(What you will do):
Copy all of the material word for word, except for the pictures.

(Material for the task):
==*==
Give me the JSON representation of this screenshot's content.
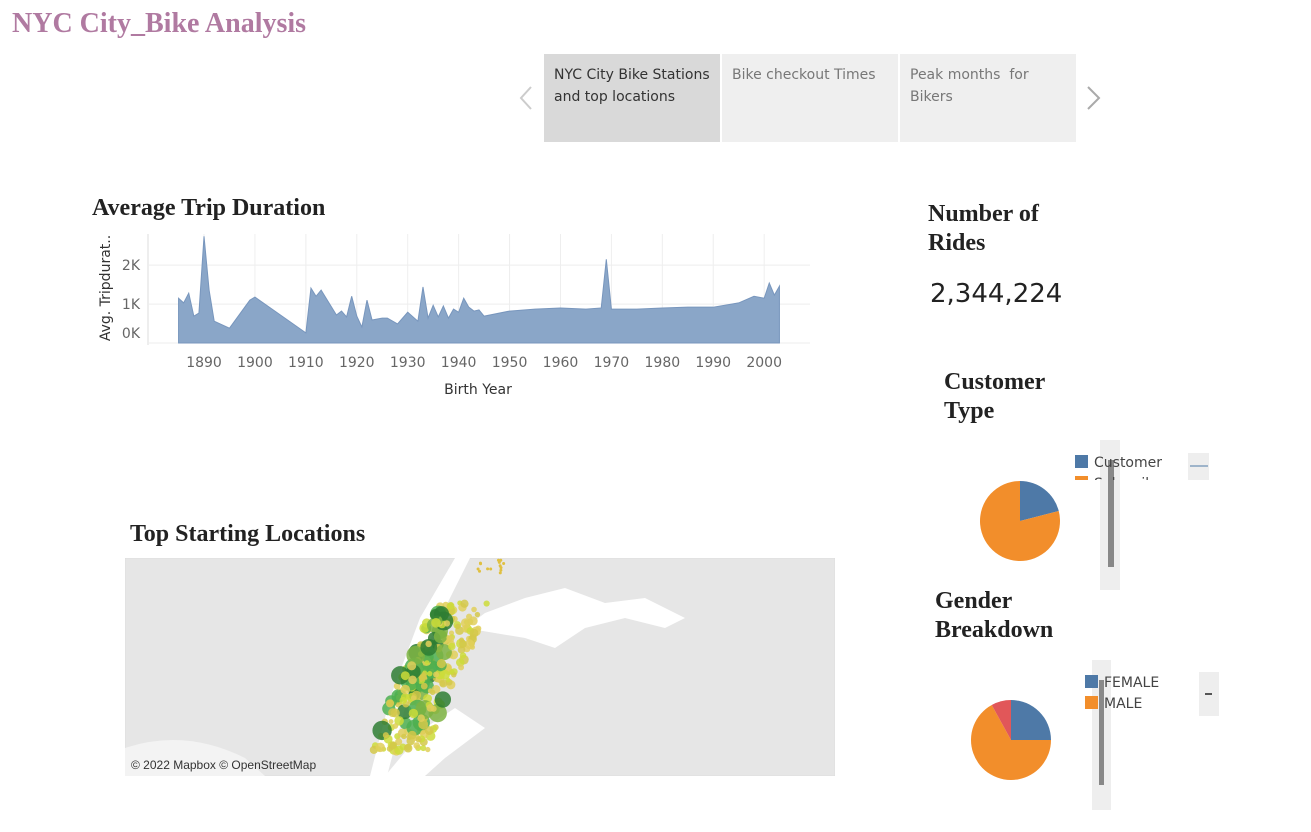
{
  "header": {
    "title": "NYC City_Bike Analysis"
  },
  "story_tabs": [
    "NYC City Bike Stations and top locations",
    "Bike checkout Times",
    "Peak months  for Bikers"
  ],
  "number_of_rides": {
    "title": "Number of Rides",
    "value": "2,344,224"
  },
  "map": {
    "title": "Top Starting Locations",
    "attribution": "© 2022 Mapbox © OpenStreetMap"
  },
  "chart_data": [
    {
      "type": "area",
      "title": "Average Trip Duration",
      "x_label": "Birth Year",
      "y_label": "Avg. Tripdurat..",
      "color": "#8aa6c8",
      "x": [
        1885,
        1886,
        1887,
        1888,
        1889,
        1890,
        1891,
        1892,
        1895,
        1899,
        1900,
        1910,
        1911,
        1912,
        1913,
        1916,
        1917,
        1918,
        1919,
        1920,
        1921,
        1922,
        1923,
        1925,
        1926,
        1928,
        1930,
        1932,
        1933,
        1934,
        1935,
        1936,
        1937,
        1938,
        1939,
        1940,
        1941,
        1942,
        1943,
        1944,
        1945,
        1950,
        1955,
        1960,
        1965,
        1968,
        1969,
        1970,
        1975,
        1980,
        1985,
        1990,
        1995,
        1998,
        2000,
        2001,
        2002,
        2003
      ],
      "values": [
        1150,
        1030,
        1280,
        690,
        770,
        2740,
        1360,
        560,
        380,
        1100,
        1180,
        260,
        1410,
        1200,
        1360,
        720,
        820,
        670,
        1200,
        690,
        410,
        1100,
        590,
        640,
        640,
        490,
        790,
        560,
        1440,
        640,
        970,
        670,
        950,
        640,
        870,
        790,
        1150,
        920,
        820,
        850,
        690,
        820,
        870,
        900,
        870,
        900,
        2150,
        870,
        870,
        900,
        920,
        920,
        1030,
        1200,
        1150,
        1540,
        1230,
        1460
      ],
      "xlim": [
        1879,
        2009
      ],
      "xticks": [
        1890,
        1900,
        1910,
        1920,
        1930,
        1940,
        1950,
        1960,
        1970,
        1980,
        1990,
        2000
      ],
      "ylim": [
        0,
        2800
      ],
      "yticks": [
        {
          "value": 0,
          "label": "0K"
        },
        {
          "value": 1000,
          "label": "1K"
        },
        {
          "value": 2000,
          "label": "2K"
        }
      ],
      "grid": true
    },
    {
      "type": "pie",
      "title": "Customer Type",
      "categories": [
        "Customer",
        "Subscriber"
      ],
      "values": [
        21,
        79
      ],
      "colors": [
        "#4e79a7",
        "#f28e2b"
      ]
    },
    {
      "type": "pie",
      "title": "Gender Breakdown",
      "categories": [
        "FEMALE",
        "MALE",
        null
      ],
      "values": [
        25,
        67,
        8
      ],
      "colors": [
        "#4e79a7",
        "#f28e2b",
        "#e15759"
      ]
    }
  ]
}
==*==
(Task response):
Give me the JSON representation of this screenshot's content.
{
  "header": {
    "title": "NYC City_Bike Analysis"
  },
  "story_tabs": [
    "NYC City Bike Stations and top locations",
    "Bike checkout Times",
    "Peak months  for Bikers"
  ],
  "number_of_rides": {
    "title": "Number of Rides",
    "value": "2,344,224"
  },
  "map": {
    "title": "Top Starting Locations",
    "attribution": "© 2022 Mapbox © OpenStreetMap"
  },
  "chart_data": [
    {
      "type": "area",
      "title": "Average Trip Duration",
      "x_label": "Birth Year",
      "y_label": "Avg. Tripdurat..",
      "color": "#8aa6c8",
      "x": [
        1885,
        1886,
        1887,
        1888,
        1889,
        1890,
        1891,
        1892,
        1895,
        1899,
        1900,
        1910,
        1911,
        1912,
        1913,
        1916,
        1917,
        1918,
        1919,
        1920,
        1921,
        1922,
        1923,
        1925,
        1926,
        1928,
        1930,
        1932,
        1933,
        1934,
        1935,
        1936,
        1937,
        1938,
        1939,
        1940,
        1941,
        1942,
        1943,
        1944,
        1945,
        1950,
        1955,
        1960,
        1965,
        1968,
        1969,
        1970,
        1975,
        1980,
        1985,
        1990,
        1995,
        1998,
        2000,
        2001,
        2002,
        2003
      ],
      "values": [
        1150,
        1030,
        1280,
        690,
        770,
        2740,
        1360,
        560,
        380,
        1100,
        1180,
        260,
        1410,
        1200,
        1360,
        720,
        820,
        670,
        1200,
        690,
        410,
        1100,
        590,
        640,
        640,
        490,
        790,
        560,
        1440,
        640,
        970,
        670,
        950,
        640,
        870,
        790,
        1150,
        920,
        820,
        850,
        690,
        820,
        870,
        900,
        870,
        900,
        2150,
        870,
        870,
        900,
        920,
        920,
        1030,
        1200,
        1150,
        1540,
        1230,
        1460
      ],
      "xlim": [
        1879,
        2009
      ],
      "xticks": [
        1890,
        1900,
        1910,
        1920,
        1930,
        1940,
        1950,
        1960,
        1970,
        1980,
        1990,
        2000
      ],
      "ylim": [
        0,
        2800
      ],
      "yticks": [
        {
          "value": 0,
          "label": "0K"
        },
        {
          "value": 1000,
          "label": "1K"
        },
        {
          "value": 2000,
          "label": "2K"
        }
      ],
      "grid": true
    },
    {
      "type": "pie",
      "title": "Customer Type",
      "categories": [
        "Customer",
        "Subscriber"
      ],
      "values": [
        21,
        79
      ],
      "colors": [
        "#4e79a7",
        "#f28e2b"
      ]
    },
    {
      "type": "pie",
      "title": "Gender Breakdown",
      "categories": [
        "FEMALE",
        "MALE",
        null
      ],
      "values": [
        25,
        67,
        8
      ],
      "colors": [
        "#4e79a7",
        "#f28e2b",
        "#e15759"
      ]
    }
  ]
}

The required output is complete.